%%

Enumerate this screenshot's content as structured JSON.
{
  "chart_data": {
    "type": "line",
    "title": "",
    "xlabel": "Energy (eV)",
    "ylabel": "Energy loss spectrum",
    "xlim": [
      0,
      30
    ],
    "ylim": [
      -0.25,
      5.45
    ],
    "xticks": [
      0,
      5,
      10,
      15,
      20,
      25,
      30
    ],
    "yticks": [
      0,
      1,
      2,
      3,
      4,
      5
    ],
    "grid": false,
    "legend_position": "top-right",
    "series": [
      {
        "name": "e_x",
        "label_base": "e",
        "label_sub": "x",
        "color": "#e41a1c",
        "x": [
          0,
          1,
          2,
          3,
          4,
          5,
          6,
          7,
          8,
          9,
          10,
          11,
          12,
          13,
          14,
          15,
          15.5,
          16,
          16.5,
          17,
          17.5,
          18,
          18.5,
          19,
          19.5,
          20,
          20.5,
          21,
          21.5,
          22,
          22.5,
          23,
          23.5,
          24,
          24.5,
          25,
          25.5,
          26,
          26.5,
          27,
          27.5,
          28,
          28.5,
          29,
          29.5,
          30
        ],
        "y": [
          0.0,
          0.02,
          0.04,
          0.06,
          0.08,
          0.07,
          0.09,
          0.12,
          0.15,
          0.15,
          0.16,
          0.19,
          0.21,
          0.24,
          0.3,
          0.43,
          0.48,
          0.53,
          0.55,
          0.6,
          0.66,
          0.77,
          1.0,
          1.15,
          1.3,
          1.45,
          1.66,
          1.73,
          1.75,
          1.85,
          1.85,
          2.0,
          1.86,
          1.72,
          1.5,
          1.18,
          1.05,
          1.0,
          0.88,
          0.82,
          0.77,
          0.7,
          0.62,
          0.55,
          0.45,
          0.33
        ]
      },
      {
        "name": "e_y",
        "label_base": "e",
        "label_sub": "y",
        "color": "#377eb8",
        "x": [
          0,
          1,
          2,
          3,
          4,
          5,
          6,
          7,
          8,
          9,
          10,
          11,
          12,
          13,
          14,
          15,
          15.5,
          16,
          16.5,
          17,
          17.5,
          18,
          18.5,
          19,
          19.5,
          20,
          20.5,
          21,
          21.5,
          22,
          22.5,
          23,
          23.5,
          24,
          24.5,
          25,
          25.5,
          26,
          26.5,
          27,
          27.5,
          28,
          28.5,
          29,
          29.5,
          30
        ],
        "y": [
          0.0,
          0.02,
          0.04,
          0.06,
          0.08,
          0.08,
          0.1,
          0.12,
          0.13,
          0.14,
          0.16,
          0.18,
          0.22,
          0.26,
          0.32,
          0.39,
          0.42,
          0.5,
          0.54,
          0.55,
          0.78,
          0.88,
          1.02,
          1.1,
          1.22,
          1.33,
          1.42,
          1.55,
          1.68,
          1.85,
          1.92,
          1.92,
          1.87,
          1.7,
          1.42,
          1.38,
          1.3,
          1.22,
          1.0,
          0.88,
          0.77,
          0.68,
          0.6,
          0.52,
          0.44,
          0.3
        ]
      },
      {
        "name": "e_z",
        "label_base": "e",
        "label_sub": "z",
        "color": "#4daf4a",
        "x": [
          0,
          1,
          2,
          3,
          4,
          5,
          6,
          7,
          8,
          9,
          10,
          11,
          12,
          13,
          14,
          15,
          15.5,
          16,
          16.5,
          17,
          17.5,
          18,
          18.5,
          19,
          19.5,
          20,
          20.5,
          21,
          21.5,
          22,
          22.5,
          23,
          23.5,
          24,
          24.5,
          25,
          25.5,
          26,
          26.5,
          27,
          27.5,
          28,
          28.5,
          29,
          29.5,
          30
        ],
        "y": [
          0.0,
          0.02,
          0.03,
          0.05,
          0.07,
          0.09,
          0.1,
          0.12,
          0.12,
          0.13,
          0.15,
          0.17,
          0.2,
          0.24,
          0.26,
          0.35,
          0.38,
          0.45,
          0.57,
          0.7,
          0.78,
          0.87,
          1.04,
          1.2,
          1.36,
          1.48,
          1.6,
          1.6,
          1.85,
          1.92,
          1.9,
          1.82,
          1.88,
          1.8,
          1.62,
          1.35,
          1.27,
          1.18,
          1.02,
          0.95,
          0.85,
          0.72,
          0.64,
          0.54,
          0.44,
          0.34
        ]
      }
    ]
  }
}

%%

» **Work to complete**: Transcribe the entire listing above precisely.

» **Written reply**:
Enumerate this screenshot's content as structured JSON.
{
  "chart_data": {
    "type": "line",
    "title": "",
    "xlabel": "Energy (eV)",
    "ylabel": "Energy loss spectrum",
    "xlim": [
      0,
      30
    ],
    "ylim": [
      -0.25,
      5.45
    ],
    "xticks": [
      0,
      5,
      10,
      15,
      20,
      25,
      30
    ],
    "yticks": [
      0,
      1,
      2,
      3,
      4,
      5
    ],
    "grid": false,
    "legend_position": "top-right",
    "series": [
      {
        "name": "e_x",
        "label_base": "e",
        "label_sub": "x",
        "color": "#e41a1c",
        "x": [
          0,
          1,
          2,
          3,
          4,
          5,
          6,
          7,
          8,
          9,
          10,
          11,
          12,
          13,
          14,
          15,
          15.5,
          16,
          16.5,
          17,
          17.5,
          18,
          18.5,
          19,
          19.5,
          20,
          20.5,
          21,
          21.5,
          22,
          22.5,
          23,
          23.5,
          24,
          24.5,
          25,
          25.5,
          26,
          26.5,
          27,
          27.5,
          28,
          28.5,
          29,
          29.5,
          30
        ],
        "y": [
          0.0,
          0.02,
          0.04,
          0.06,
          0.08,
          0.07,
          0.09,
          0.12,
          0.15,
          0.15,
          0.16,
          0.19,
          0.21,
          0.24,
          0.3,
          0.43,
          0.48,
          0.53,
          0.55,
          0.6,
          0.66,
          0.77,
          1.0,
          1.15,
          1.3,
          1.45,
          1.66,
          1.73,
          1.75,
          1.85,
          1.85,
          2.0,
          1.86,
          1.72,
          1.5,
          1.18,
          1.05,
          1.0,
          0.88,
          0.82,
          0.77,
          0.7,
          0.62,
          0.55,
          0.45,
          0.33
        ]
      },
      {
        "name": "e_y",
        "label_base": "e",
        "label_sub": "y",
        "color": "#377eb8",
        "x": [
          0,
          1,
          2,
          3,
          4,
          5,
          6,
          7,
          8,
          9,
          10,
          11,
          12,
          13,
          14,
          15,
          15.5,
          16,
          16.5,
          17,
          17.5,
          18,
          18.5,
          19,
          19.5,
          20,
          20.5,
          21,
          21.5,
          22,
          22.5,
          23,
          23.5,
          24,
          24.5,
          25,
          25.5,
          26,
          26.5,
          27,
          27.5,
          28,
          28.5,
          29,
          29.5,
          30
        ],
        "y": [
          0.0,
          0.02,
          0.04,
          0.06,
          0.08,
          0.08,
          0.1,
          0.12,
          0.13,
          0.14,
          0.16,
          0.18,
          0.22,
          0.26,
          0.32,
          0.39,
          0.42,
          0.5,
          0.54,
          0.55,
          0.78,
          0.88,
          1.02,
          1.1,
          1.22,
          1.33,
          1.42,
          1.55,
          1.68,
          1.85,
          1.92,
          1.92,
          1.87,
          1.7,
          1.42,
          1.38,
          1.3,
          1.22,
          1.0,
          0.88,
          0.77,
          0.68,
          0.6,
          0.52,
          0.44,
          0.3
        ]
      },
      {
        "name": "e_z",
        "label_base": "e",
        "label_sub": "z",
        "color": "#4daf4a",
        "x": [
          0,
          1,
          2,
          3,
          4,
          5,
          6,
          7,
          8,
          9,
          10,
          11,
          12,
          13,
          14,
          15,
          15.5,
          16,
          16.5,
          17,
          17.5,
          18,
          18.5,
          19,
          19.5,
          20,
          20.5,
          21,
          21.5,
          22,
          22.5,
          23,
          23.5,
          24,
          24.5,
          25,
          25.5,
          26,
          26.5,
          27,
          27.5,
          28,
          28.5,
          29,
          29.5,
          30
        ],
        "y": [
          0.0,
          0.02,
          0.03,
          0.05,
          0.07,
          0.09,
          0.1,
          0.12,
          0.12,
          0.13,
          0.15,
          0.17,
          0.2,
          0.24,
          0.26,
          0.35,
          0.38,
          0.45,
          0.57,
          0.7,
          0.78,
          0.87,
          1.04,
          1.2,
          1.36,
          1.48,
          1.6,
          1.6,
          1.85,
          1.92,
          1.9,
          1.82,
          1.88,
          1.8,
          1.62,
          1.35,
          1.27,
          1.18,
          1.02,
          0.95,
          0.85,
          0.72,
          0.64,
          0.54,
          0.44,
          0.34
        ]
      }
    ]
  }
}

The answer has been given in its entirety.